EXERCISE DIRECTIONS ::
Gather all lines in the data that hold the string "concentration".

DATASET EXTRACT ::

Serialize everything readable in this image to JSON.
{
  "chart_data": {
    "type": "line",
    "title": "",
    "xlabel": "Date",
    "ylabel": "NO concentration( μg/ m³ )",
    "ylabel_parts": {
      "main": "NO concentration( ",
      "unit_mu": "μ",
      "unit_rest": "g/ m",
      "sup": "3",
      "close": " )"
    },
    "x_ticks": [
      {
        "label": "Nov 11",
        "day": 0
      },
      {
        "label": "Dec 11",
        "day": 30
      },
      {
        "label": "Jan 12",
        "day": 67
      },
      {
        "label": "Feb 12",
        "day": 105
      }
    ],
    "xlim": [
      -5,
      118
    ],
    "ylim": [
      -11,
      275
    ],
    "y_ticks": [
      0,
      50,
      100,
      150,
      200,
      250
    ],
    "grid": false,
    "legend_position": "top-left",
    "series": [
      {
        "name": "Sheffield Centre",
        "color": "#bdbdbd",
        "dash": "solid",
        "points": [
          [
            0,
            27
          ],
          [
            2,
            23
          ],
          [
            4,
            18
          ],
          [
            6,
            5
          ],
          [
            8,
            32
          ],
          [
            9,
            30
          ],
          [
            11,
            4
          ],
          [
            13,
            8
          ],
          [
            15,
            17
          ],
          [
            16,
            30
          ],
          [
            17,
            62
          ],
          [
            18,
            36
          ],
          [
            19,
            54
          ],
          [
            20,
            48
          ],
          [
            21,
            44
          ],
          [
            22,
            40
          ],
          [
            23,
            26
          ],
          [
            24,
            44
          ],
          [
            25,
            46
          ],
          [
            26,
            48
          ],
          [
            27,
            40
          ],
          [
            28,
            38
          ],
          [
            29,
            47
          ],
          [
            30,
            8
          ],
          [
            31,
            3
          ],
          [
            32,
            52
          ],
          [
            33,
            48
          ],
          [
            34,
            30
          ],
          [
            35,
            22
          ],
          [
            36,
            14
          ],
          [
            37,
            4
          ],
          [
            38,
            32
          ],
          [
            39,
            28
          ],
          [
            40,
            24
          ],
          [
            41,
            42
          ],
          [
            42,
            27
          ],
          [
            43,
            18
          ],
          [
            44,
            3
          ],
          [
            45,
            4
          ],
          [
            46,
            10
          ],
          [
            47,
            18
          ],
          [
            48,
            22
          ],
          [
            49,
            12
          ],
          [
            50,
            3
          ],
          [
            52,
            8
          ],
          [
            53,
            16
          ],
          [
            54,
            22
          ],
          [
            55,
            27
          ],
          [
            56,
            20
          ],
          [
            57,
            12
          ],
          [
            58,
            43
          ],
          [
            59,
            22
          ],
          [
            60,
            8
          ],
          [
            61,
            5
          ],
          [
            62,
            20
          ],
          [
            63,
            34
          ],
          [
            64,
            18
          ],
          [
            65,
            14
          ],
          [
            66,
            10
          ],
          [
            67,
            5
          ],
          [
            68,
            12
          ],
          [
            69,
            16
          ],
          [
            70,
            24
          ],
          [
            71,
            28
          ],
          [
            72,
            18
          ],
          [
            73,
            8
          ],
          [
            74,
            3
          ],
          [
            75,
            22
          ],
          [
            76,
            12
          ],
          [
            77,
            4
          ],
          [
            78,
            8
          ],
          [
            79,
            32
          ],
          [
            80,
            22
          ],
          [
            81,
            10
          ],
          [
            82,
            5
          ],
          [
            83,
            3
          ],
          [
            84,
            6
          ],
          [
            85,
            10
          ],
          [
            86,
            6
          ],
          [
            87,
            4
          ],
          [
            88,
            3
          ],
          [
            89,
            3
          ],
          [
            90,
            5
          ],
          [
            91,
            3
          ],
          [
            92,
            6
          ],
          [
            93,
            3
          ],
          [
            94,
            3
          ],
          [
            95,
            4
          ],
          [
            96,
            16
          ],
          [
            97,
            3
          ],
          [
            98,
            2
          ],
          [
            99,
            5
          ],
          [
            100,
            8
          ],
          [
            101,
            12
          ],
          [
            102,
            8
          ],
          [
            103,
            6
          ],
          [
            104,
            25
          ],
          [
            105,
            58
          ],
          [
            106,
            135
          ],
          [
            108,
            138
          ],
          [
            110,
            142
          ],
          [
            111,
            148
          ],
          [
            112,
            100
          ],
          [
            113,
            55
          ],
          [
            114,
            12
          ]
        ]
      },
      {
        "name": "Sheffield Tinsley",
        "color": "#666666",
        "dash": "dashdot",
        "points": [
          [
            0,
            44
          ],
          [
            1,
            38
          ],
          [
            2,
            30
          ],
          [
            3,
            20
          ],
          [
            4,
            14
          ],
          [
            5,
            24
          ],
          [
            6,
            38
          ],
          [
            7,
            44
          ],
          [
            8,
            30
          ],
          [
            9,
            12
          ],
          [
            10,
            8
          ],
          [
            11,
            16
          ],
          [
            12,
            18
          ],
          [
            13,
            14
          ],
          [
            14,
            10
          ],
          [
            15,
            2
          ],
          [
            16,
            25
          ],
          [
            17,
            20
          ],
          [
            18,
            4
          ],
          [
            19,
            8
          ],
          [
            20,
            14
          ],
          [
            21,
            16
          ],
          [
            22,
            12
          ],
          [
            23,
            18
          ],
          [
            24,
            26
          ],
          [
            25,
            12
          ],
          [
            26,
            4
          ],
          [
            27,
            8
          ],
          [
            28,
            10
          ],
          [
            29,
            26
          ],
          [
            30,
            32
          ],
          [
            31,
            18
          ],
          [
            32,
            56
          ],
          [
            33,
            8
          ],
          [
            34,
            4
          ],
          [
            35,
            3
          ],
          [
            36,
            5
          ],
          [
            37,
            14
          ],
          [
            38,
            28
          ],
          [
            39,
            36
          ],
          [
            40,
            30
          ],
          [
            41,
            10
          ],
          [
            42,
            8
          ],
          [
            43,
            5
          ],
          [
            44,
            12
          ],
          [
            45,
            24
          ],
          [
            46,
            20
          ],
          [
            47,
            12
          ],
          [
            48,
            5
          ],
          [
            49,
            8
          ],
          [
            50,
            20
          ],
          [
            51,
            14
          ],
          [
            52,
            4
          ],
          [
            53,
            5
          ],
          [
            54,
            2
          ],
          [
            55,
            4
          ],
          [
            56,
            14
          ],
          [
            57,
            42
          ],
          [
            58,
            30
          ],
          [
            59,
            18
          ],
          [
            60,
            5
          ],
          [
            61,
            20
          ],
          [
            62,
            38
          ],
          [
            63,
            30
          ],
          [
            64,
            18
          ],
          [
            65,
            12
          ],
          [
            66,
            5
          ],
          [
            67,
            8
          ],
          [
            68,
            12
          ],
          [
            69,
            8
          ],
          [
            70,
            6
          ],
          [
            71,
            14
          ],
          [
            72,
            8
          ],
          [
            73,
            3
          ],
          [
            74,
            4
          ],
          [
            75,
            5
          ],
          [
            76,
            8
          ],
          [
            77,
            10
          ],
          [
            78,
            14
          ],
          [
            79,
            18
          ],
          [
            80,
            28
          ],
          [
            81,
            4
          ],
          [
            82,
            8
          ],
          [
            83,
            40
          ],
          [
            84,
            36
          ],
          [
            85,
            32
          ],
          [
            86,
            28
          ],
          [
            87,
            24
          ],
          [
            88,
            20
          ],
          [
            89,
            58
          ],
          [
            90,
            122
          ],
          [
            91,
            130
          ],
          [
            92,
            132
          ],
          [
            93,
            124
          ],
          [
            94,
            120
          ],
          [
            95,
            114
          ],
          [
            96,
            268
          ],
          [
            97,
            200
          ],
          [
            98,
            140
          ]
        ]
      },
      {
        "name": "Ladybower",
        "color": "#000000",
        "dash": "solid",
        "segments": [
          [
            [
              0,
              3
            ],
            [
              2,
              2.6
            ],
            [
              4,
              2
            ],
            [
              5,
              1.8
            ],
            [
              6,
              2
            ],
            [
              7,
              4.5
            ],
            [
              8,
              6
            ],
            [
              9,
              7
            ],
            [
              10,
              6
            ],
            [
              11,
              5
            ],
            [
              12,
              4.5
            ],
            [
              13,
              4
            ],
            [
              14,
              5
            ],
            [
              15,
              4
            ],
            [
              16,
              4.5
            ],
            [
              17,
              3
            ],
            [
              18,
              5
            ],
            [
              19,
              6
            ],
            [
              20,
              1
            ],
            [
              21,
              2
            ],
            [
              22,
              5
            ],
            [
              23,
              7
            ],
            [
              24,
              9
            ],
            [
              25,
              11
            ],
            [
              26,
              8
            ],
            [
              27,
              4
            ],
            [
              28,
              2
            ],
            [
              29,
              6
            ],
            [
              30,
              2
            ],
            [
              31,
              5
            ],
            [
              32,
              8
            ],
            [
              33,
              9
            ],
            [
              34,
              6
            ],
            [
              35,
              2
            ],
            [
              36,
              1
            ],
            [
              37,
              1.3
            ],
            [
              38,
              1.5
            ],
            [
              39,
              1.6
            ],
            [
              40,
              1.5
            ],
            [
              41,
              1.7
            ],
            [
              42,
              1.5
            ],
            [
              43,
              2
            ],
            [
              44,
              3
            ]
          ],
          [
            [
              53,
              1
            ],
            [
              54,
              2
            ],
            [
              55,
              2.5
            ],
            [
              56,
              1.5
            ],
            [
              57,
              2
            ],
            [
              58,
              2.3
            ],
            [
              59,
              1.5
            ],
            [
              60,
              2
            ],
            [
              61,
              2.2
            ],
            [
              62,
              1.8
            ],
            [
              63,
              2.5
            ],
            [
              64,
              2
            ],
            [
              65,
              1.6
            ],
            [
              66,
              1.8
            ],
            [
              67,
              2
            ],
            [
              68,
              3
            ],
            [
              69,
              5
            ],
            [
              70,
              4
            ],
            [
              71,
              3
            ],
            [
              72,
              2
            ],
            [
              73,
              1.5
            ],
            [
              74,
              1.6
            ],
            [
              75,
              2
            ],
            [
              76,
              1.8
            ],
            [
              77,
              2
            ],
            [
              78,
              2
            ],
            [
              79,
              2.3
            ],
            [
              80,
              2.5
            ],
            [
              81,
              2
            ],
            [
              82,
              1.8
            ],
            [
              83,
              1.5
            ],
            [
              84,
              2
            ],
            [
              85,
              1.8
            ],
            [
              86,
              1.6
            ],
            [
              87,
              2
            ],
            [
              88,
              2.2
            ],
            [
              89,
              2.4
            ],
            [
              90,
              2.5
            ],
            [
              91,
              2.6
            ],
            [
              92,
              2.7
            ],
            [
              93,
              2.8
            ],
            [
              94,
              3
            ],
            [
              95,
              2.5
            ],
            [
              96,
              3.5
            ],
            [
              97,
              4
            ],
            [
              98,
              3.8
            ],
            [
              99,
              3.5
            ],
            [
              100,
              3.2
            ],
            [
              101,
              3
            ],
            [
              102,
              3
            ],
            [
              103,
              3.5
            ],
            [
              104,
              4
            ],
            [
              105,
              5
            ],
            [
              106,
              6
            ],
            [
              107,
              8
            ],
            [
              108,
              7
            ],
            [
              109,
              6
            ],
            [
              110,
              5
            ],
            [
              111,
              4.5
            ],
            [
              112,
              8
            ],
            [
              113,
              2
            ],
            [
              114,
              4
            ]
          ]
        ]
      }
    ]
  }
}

SOLVED EXERCISE ::
    "ylabel": "NO concentration( μg/ m³ )",
      "main": "NO concentration( ",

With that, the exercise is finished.